- [Work required] Repeat the records in full and exactly, omitting pictures.

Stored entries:
# # # # #

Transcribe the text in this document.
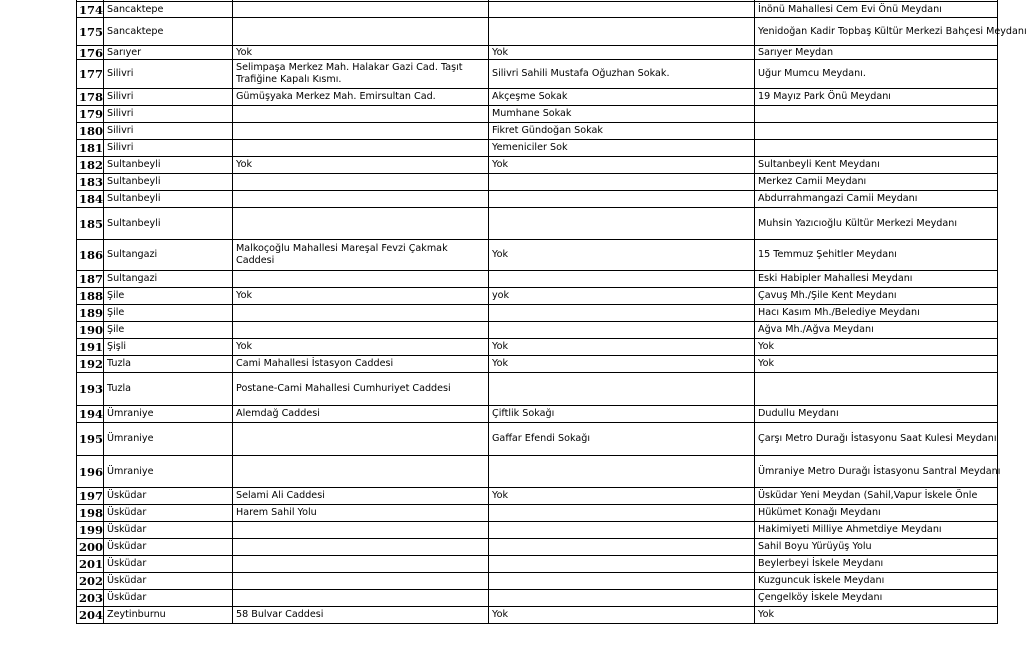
174	Sancaktepe			İnönü Mahallesi Cem Evi Önü Meydanı
175	Sancaktepe			Yenidoğan Kadir Topbaş Kültür Merkezi Bahçesi Meydanı
176	Sarıyer	Yok	Yok	Sarıyer Meydan
177	Silivri	Selimpaşa Merkez Mah. Halakar Gazi Cad. Taşıt Trafiğine Kapalı Kısmı.	Silivri Sahili Mustafa Oğuzhan Sokak.	Uğur Mumcu Meydanı.
178	Silivri	Gümüşyaka Merkez Mah. Emirsultan Cad.	Akçeşme Sokak	19 Mayız Park Önü Meydanı
179	Silivri		Mumhane Sokak	
180	Silivri		Fikret Gündoğan Sokak	
181	Silivri		Yemeniciler Sok	
182	Sultanbeyli	Yok	Yok	Sultanbeyli Kent Meydanı
183	Sultanbeyli			Merkez Camii Meydanı
184	Sultanbeyli			Abdurrahmangazi Camii Meydanı
185	Sultanbeyli			Muhsin Yazıcıoğlu Kültür Merkezi Meydanı
186	Sultangazi	Malkoçoğlu Mahallesi Mareşal Fevzi Çakmak Caddesi	Yok	15 Temmuz Şehitler Meydanı
187	Sultangazi			Eski Habipler Mahallesi Meydanı
188	Şile	Yok	yok	Çavuş Mh./Şile Kent Meydanı
189	Şile			Hacı Kasım Mh./Belediye Meydanı
190	Şile			Ağva Mh./Ağva Meydanı
191	Şişli	Yok	Yok	Yok
192	Tuzla	Cami Mahallesi İstasyon Caddesi	Yok	Yok
193	Tuzla	Postane-Cami Mahallesi Cumhuriyet Caddesi		
194	Ümraniye	Alemdağ Caddesi	Çiftlik Sokağı	Dudullu Meydanı
195	Ümraniye		Gaffar Efendi Sokağı	Çarşı Metro Durağı İstasyonu Saat Kulesi Meydanı
196	Ümraniye			Ümraniye Metro Durağı İstasyonu Santral Meydanı
197	Üsküdar	Selami Ali Caddesi	Yok	Üsküdar Yeni Meydan (Sahil,Vapur İskele Önle
198	Üsküdar	Harem Sahil Yolu		Hükümet Konağı Meydanı
199	Üsküdar			Hakimiyeti Milliye Ahmetdiye Meydanı
200	Üsküdar			Sahil Boyu Yürüyüş Yolu
201	Üsküdar			Beylerbeyi İskele Meydanı
202	Üsküdar			Kuzguncuk İskele Meydanı
203	Üsküdar			Çengelköy İskele Meydanı
204	Zeytinburnu	58 Bulvar Caddesi	Yok	Yok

# # # # #

- [Task solution]
Transcribe the text in this document.
174	Sancaktepe			İnönü Mahallesi Cem Evi Önü Meydanı
175	Sancaktepe			Yenidoğan Kadir Topbaş Kültür Merkezi Bahçesi Meydanı
176	Sarıyer	Yok	Yok	Sarıyer Meydan
177	Silivri	Selimpaşa Merkez Mah. Halakar Gazi Cad. Taşıt Trafiğine Kapalı Kısmı.	Silivri Sahili Mustafa Oğuzhan Sokak.	Uğur Mumcu Meydanı.
178	Silivri	Gümüşyaka Merkez Mah. Emirsultan Cad.	Akçeşme Sokak	19 Mayız Park Önü Meydanı
179	Silivri		Mumhane Sokak	
180	Silivri		Fikret Gündoğan Sokak	
181	Silivri		Yemeniciler Sok	
182	Sultanbeyli	Yok	Yok	Sultanbeyli Kent Meydanı
183	Sultanbeyli			Merkez Camii Meydanı
184	Sultanbeyli			Abdurrahmangazi Camii Meydanı
185	Sultanbeyli			Muhsin Yazıcıoğlu Kültür Merkezi Meydanı
186	Sultangazi	Malkoçoğlu Mahallesi Mareşal Fevzi Çakmak Caddesi	Yok	15 Temmuz Şehitler Meydanı
187	Sultangazi			Eski Habipler Mahallesi Meydanı
188	Şile	Yok	yok	Çavuş Mh./Şile Kent Meydanı
189	Şile			Hacı Kasım Mh./Belediye Meydanı
190	Şile			Ağva Mh./Ağva Meydanı
191	Şişli	Yok	Yok	Yok
192	Tuzla	Cami Mahallesi İstasyon Caddesi	Yok	Yok
193	Tuzla	Postane-Cami Mahallesi Cumhuriyet Caddesi		
194	Ümraniye	Alemdağ Caddesi	Çiftlik Sokağı	Dudullu Meydanı
195	Ümraniye		Gaffar Efendi Sokağı	Çarşı Metro Durağı İstasyonu Saat Kulesi Meydanı
196	Ümraniye			Ümraniye Metro Durağı İstasyonu Santral Meydanı
197	Üsküdar	Selami Ali Caddesi	Yok	Üsküdar Yeni Meydan (Sahil,Vapur İskele Önle
198	Üsküdar	Harem Sahil Yolu		Hükümet Konağı Meydanı
199	Üsküdar			Hakimiyeti Milliye Ahmetdiye Meydanı
200	Üsküdar			Sahil Boyu Yürüyüş Yolu
201	Üsküdar			Beylerbeyi İskele Meydanı
202	Üsküdar			Kuzguncuk İskele Meydanı
203	Üsküdar			Çengelköy İskele Meydanı
204	Zeytinburnu	58 Bulvar Caddesi	Yok	Yok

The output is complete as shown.